:: Data section ::
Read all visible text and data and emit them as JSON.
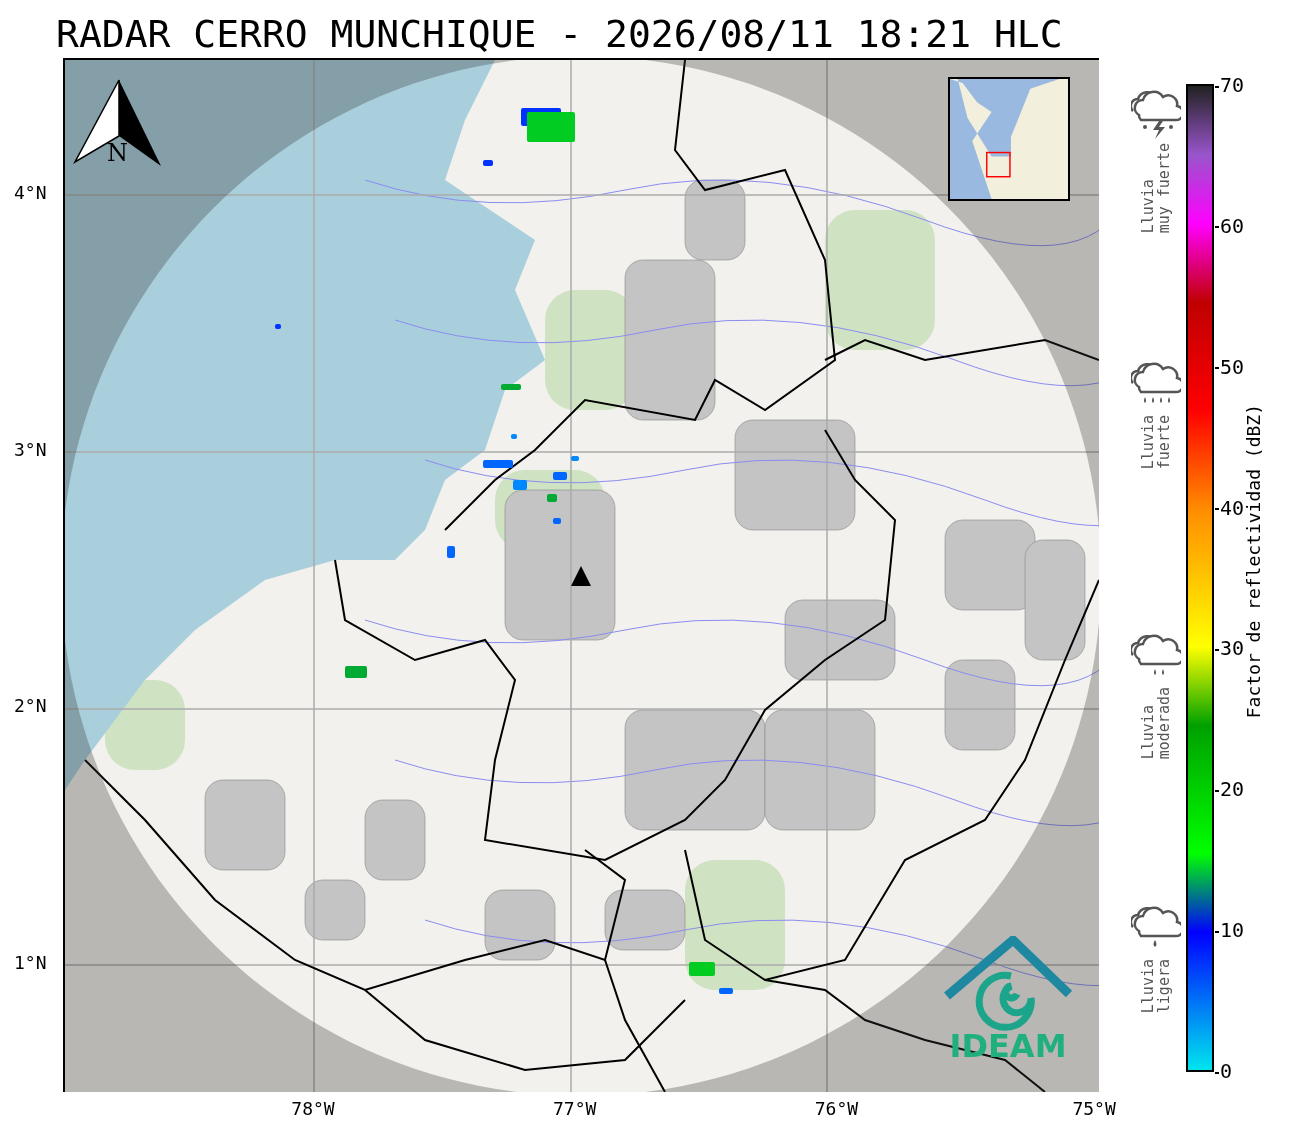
{
  "title": "RADAR CERRO MUNCHIQUE - 2026/08/11 18:21 HLC",
  "map": {
    "north_label": "N",
    "lat_ticks": [
      "4°N",
      "3°N",
      "2°N",
      "1°N"
    ],
    "lon_ticks": [
      "78°W",
      "77°W",
      "76°W",
      "75°W"
    ],
    "logo_text": "IDEAM"
  },
  "legend": [
    {
      "kind": "storm",
      "label": "Lluvia\nmuy fuerte"
    },
    {
      "kind": "heavy_rain",
      "label": "Lluvia\nfuerte"
    },
    {
      "kind": "rain",
      "label": "Lluvia\nmoderada"
    },
    {
      "kind": "light_rain",
      "label": "Lluvia\nligera"
    }
  ],
  "colorbar": {
    "label": "Factor de reflectividad (dBZ)",
    "ticks": [
      "70",
      "60",
      "50",
      "40",
      "30",
      "20",
      "10",
      "0"
    ]
  }
}
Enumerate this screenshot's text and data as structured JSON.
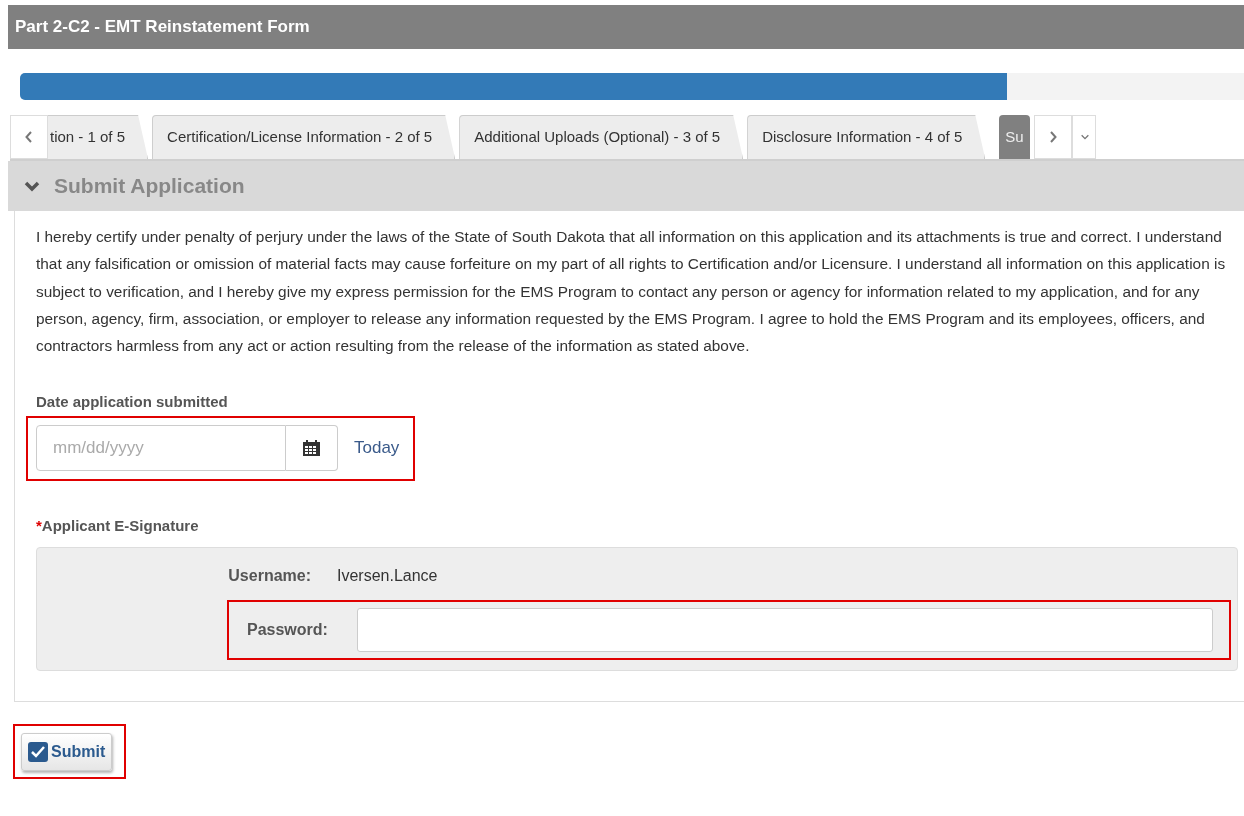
{
  "form_title": "Part 2-C2 - EMT Reinstatement Form",
  "progress": {
    "level": 0.806
  },
  "tabs": [
    {
      "label": "tion - 1 of 5",
      "selected": false
    },
    {
      "label": "Certification/License Information - 2 of 5",
      "selected": false
    },
    {
      "label": "Additional Uploads (Optional) - 3 of 5",
      "selected": false
    },
    {
      "label": "Disclosure Information - 4 of 5",
      "selected": false
    },
    {
      "label": "Su",
      "selected": true
    }
  ],
  "section": {
    "title": "Submit Application",
    "expanded": true
  },
  "certification_text": "I hereby certify under penalty of perjury under the laws of the State of South Dakota that all information on this application and its attachments is true and correct.  I understand that any falsification or omission of material facts may cause forfeiture on my part of all rights to Certification and/or Licensure. I understand all information on this application is subject to verification, and I hereby give my express permission for the EMS Program to contact any person or agency for information related to my application, and for any person, agency, firm, association, or employer to release any information requested by the EMS Program. I agree to hold the EMS Program and its employees, officers, and contractors harmless from any act or action resulting from the release of the information as stated above.",
  "date_field": {
    "label": "Date application submitted",
    "placeholder": "mm/dd/yyyy",
    "today_link": "Today",
    "highlighted": true
  },
  "signature": {
    "required_mark": "*",
    "label": "Applicant E-Signature",
    "username_label": "Username:",
    "username": "Iversen.Lance",
    "password_label": "Password:",
    "password_highlighted": true
  },
  "submit": {
    "label": "Submit",
    "highlighted": true
  }
}
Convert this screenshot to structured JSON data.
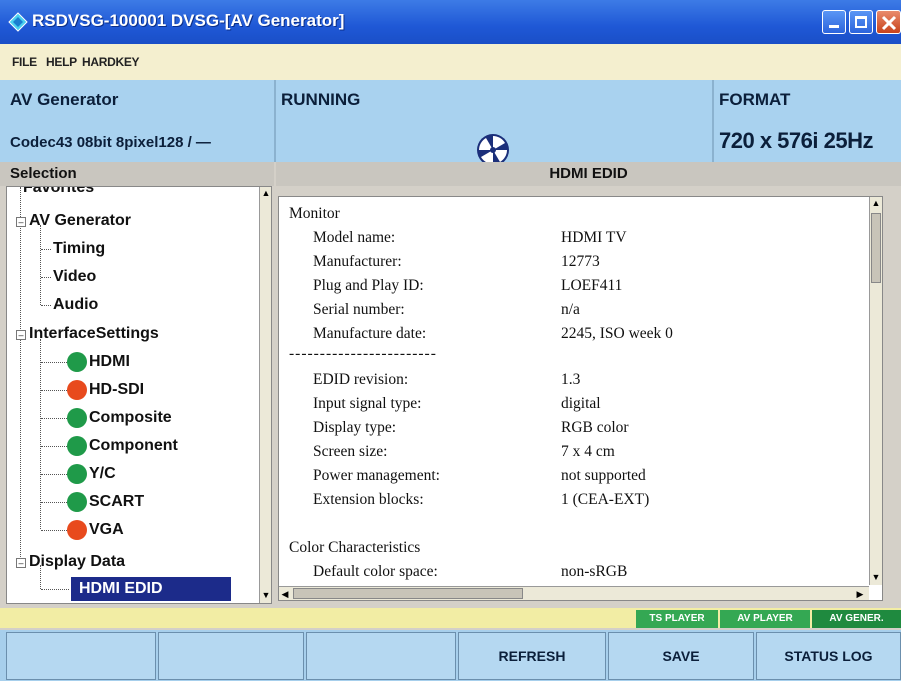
{
  "window": {
    "title": "RSDVSG-100001  DVSG-[AV Generator]"
  },
  "menu": [
    "FILE",
    "HELP",
    "HARDKEY"
  ],
  "info": {
    "generator_label": "AV Generator",
    "codec": "Codec43 08bit 8pixel128 / —",
    "status": "RUNNING",
    "format_label": "FORMAT",
    "format_value": "720 x 576i 25Hz"
  },
  "headers": {
    "selection": "Selection",
    "content": "HDMI EDID"
  },
  "tree": {
    "favorites": "Favorites",
    "av_generator": "AV Generator",
    "timing": "Timing",
    "video": "Video",
    "audio": "Audio",
    "interface_settings": "InterfaceSettings",
    "hdmi": "HDMI",
    "hd_sdi": "HD-SDI",
    "composite": "Composite",
    "component": "Component",
    "yc": "Y/C",
    "scart": "SCART",
    "vga": "VGA",
    "display_data": "Display Data",
    "hdmi_edid": "HDMI EDID"
  },
  "edid": {
    "section_monitor": "Monitor",
    "rows1": [
      {
        "key": "Model name:",
        "value": "HDMI TV"
      },
      {
        "key": "Manufacturer:",
        "value": "12773"
      },
      {
        "key": "Plug and Play ID:",
        "value": "LOEF411"
      },
      {
        "key": "Serial number:",
        "value": "n/a"
      },
      {
        "key": "Manufacture date:",
        "value": "2245, ISO week 0"
      }
    ],
    "separator": "------------------------",
    "rows2": [
      {
        "key": "EDID revision:",
        "value": "1.3"
      },
      {
        "key": "Input signal type:",
        "value": "digital"
      },
      {
        "key": "Display type:",
        "value": "RGB color"
      },
      {
        "key": "Screen size:",
        "value": "7 x 4 cm"
      },
      {
        "key": "Power management:",
        "value": "not supported"
      },
      {
        "key": "Extension blocks:",
        "value": "1 (CEA-EXT)"
      }
    ],
    "section_color": "Color Characteristics",
    "rows3": [
      {
        "key": "Default color space:",
        "value": "non-sRGB"
      }
    ]
  },
  "modes": [
    "TS PLAYER",
    "AV PLAYER",
    "AV GENER."
  ],
  "softkeys": [
    "",
    "",
    "",
    "REFRESH",
    "SAVE",
    "STATUS LOG"
  ],
  "colors": {
    "titlebar": "#1f58d6",
    "infobar": "#a9d2ef",
    "status_ok": "#1f9a49",
    "status_error": "#e84a1d",
    "selection": "#1c2b8a"
  }
}
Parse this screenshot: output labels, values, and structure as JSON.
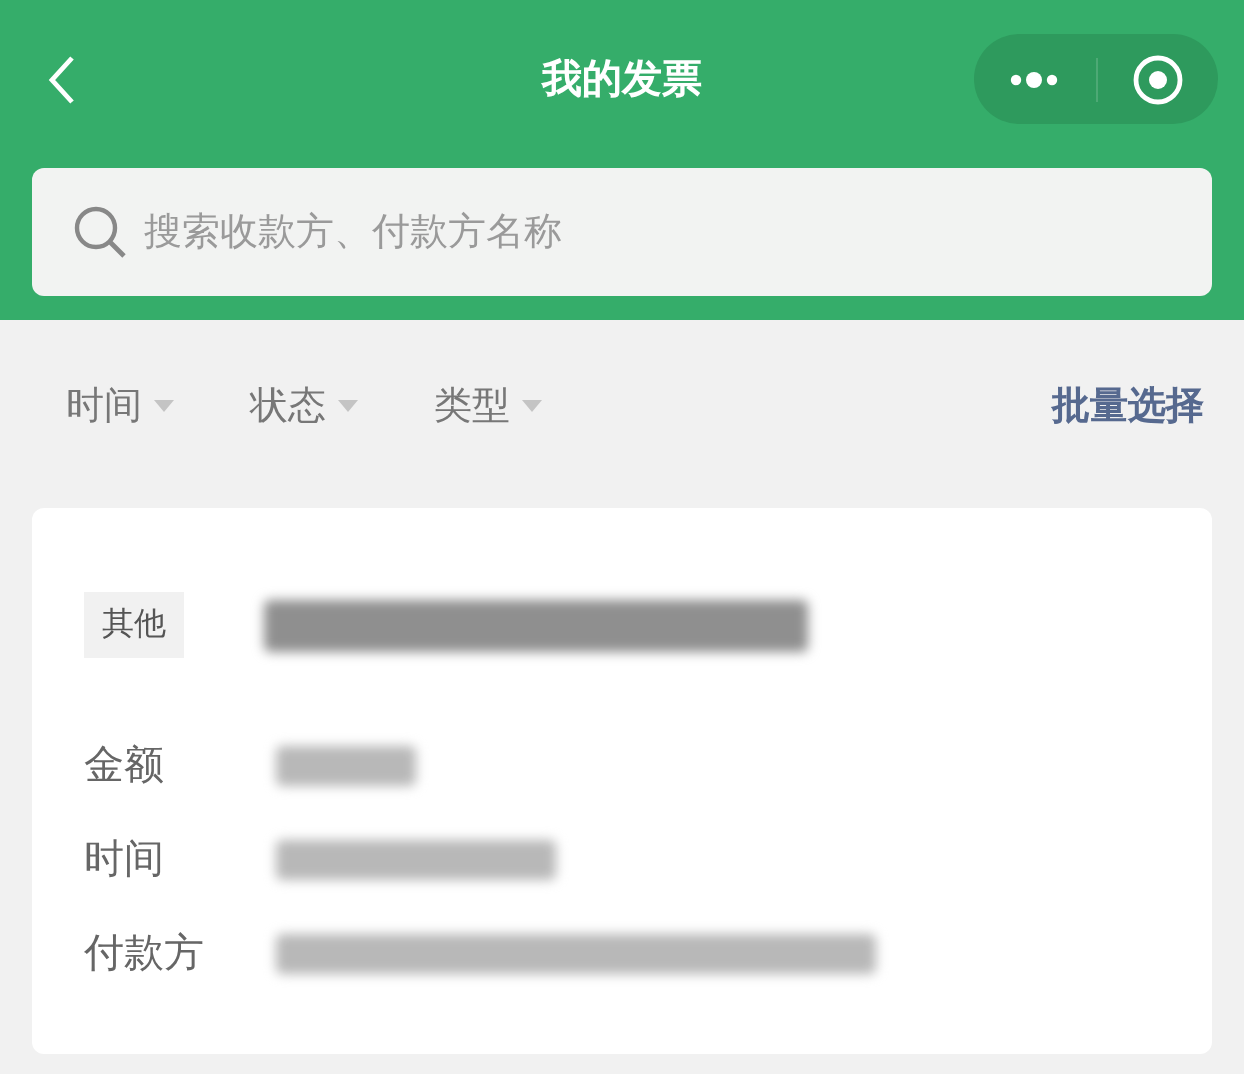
{
  "nav_bar": {
    "title": "我的发票"
  },
  "search": {
    "placeholder": "搜索收款方、付款方名称"
  },
  "filters": [
    {
      "label": "时间"
    },
    {
      "label": "状态"
    },
    {
      "label": "类型"
    }
  ],
  "batch_select": "批量选择",
  "invoices": [
    {
      "tag": "其他",
      "fields": [
        {
          "label": "金额"
        },
        {
          "label": "时间"
        },
        {
          "label": "付款方"
        }
      ]
    }
  ]
}
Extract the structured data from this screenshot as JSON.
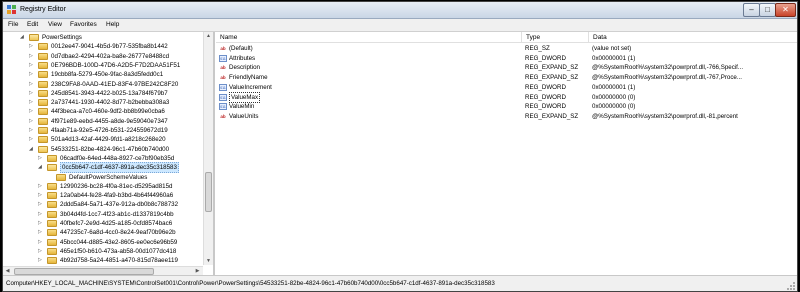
{
  "window": {
    "title": "Registry Editor"
  },
  "menu": [
    "File",
    "Edit",
    "View",
    "Favorites",
    "Help"
  ],
  "tree": {
    "rows": [
      {
        "label": "PowerSettings",
        "expander": "◢",
        "open": true
      },
      {
        "label": "0012ee47-9041-4b5d-9b77-535fba8b1442",
        "expander": "▷"
      },
      {
        "label": "0d7dbae2-4294-402a-ba8e-26777e8488cd",
        "expander": "▷"
      },
      {
        "label": "0E796BDB-100D-47D6-A2D5-F7D2DAA51F51",
        "expander": "▷"
      },
      {
        "label": "19cbb8fa-5279-450e-9fac-8a3d5fedd0c1",
        "expander": "▷"
      },
      {
        "label": "238C9FA8-0AAD-41ED-83F4-97BE242C8F20",
        "expander": "▷"
      },
      {
        "label": "245d8541-3943-4422-b025-13a784f679b7",
        "expander": "▷"
      },
      {
        "label": "2a737441-1930-4402-8d77-b2bebba308a3",
        "expander": "▷"
      },
      {
        "label": "44f3beca-a7c0-460e-9df2-bb8b99e0cba6",
        "expander": "▷"
      },
      {
        "label": "4f971e89-eebd-4455-a8de-9e59040e7347",
        "expander": "▷"
      },
      {
        "label": "4faab71a-92e5-4726-b531-224559672d19",
        "expander": "▷"
      },
      {
        "label": "501a4d13-42af-4429-9fd1-a8218c268e20",
        "expander": "▷"
      },
      {
        "label": "54533251-82be-4824-96c1-47b60b740d00",
        "expander": "◢",
        "open": true
      },
      {
        "label": "06cadf0e-64ed-448a-8927-ce7bf90eb35d",
        "expander": "▷"
      },
      {
        "label": "0cc5b647-c1df-4637-891a-dec35c318583",
        "expander": "◢",
        "open": true,
        "selected": true
      },
      {
        "label": "DefaultPowerSchemeValues",
        "expander": ""
      },
      {
        "label": "12990236-bc28-4f0a-81ec-d5295ad815d",
        "expander": "▷"
      },
      {
        "label": "12a0ab44-fe28-4fa9-b3bd-4b64f44960a6",
        "expander": "▷"
      },
      {
        "label": "2ddd5a84-5a71-437e-912a-db0b8c788732",
        "expander": "▷"
      },
      {
        "label": "3b04d4fd-1cc7-4f23-ab1c-d1337819c4bb",
        "expander": "▷"
      },
      {
        "label": "40fbefc7-2e9d-4d25-a185-0cfd8574bac6",
        "expander": "▷"
      },
      {
        "label": "447235c7-6a8d-4cc0-8e24-9eaf70b96e2b",
        "expander": "▷"
      },
      {
        "label": "45bcc044-d885-43e2-8605-ee0ec6e96b59",
        "expander": "▷"
      },
      {
        "label": "465e1f50-b610-473a-ab58-00d1077dc418",
        "expander": "▷"
      },
      {
        "label": "4b92d758-5a24-4851-a470-815d78aee119",
        "expander": "▷"
      }
    ]
  },
  "values": {
    "columns": {
      "name": "Name",
      "type": "Type",
      "data": "Data"
    },
    "rows": [
      {
        "icon": "ab",
        "name": "(Default)",
        "type": "REG_SZ",
        "data": "(value not set)"
      },
      {
        "icon": "bin",
        "name": "Attributes",
        "type": "REG_DWORD",
        "data": "0x00000001 (1)"
      },
      {
        "icon": "ab",
        "name": "Description",
        "type": "REG_EXPAND_SZ",
        "data": "@%SystemRoot%\\system32\\powrprof.dll,-766,Specif..."
      },
      {
        "icon": "ab",
        "name": "FriendlyName",
        "type": "REG_EXPAND_SZ",
        "data": "@%SystemRoot%\\system32\\powrprof.dll,-767,Proce..."
      },
      {
        "icon": "bin",
        "name": "ValueIncrement",
        "type": "REG_DWORD",
        "data": "0x00000001 (1)"
      },
      {
        "icon": "bin",
        "name": "ValueMax",
        "type": "REG_DWORD",
        "data": "0x00000000 (0)",
        "selected": true
      },
      {
        "icon": "bin",
        "name": "ValueMin",
        "type": "REG_DWORD",
        "data": "0x00000000 (0)"
      },
      {
        "icon": "ab",
        "name": "ValueUnits",
        "type": "REG_EXPAND_SZ",
        "data": "@%SystemRoot%\\system32\\powrprof.dll,-81,percent"
      }
    ]
  },
  "status": "Computer\\HKEY_LOCAL_MACHINE\\SYSTEM\\ControlSet001\\Control\\Power\\PowerSettings\\54533251-82be-4824-96c1-47b60b740d00\\0cc5b647-c1df-4637-891a-dec35c318583"
}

:: Goal ::
Pull out all lines from the entries above that include the word "JSON".

:: Output of the exercise ::
Read all visible text and data and emit them as JSON.
Enumerate this screenshot's text and data as structured JSON.
Convert this screenshot to structured JSON data.
Parse this screenshot: output labels, values, and structure as JSON.
Extract the structured data from this screenshot as JSON.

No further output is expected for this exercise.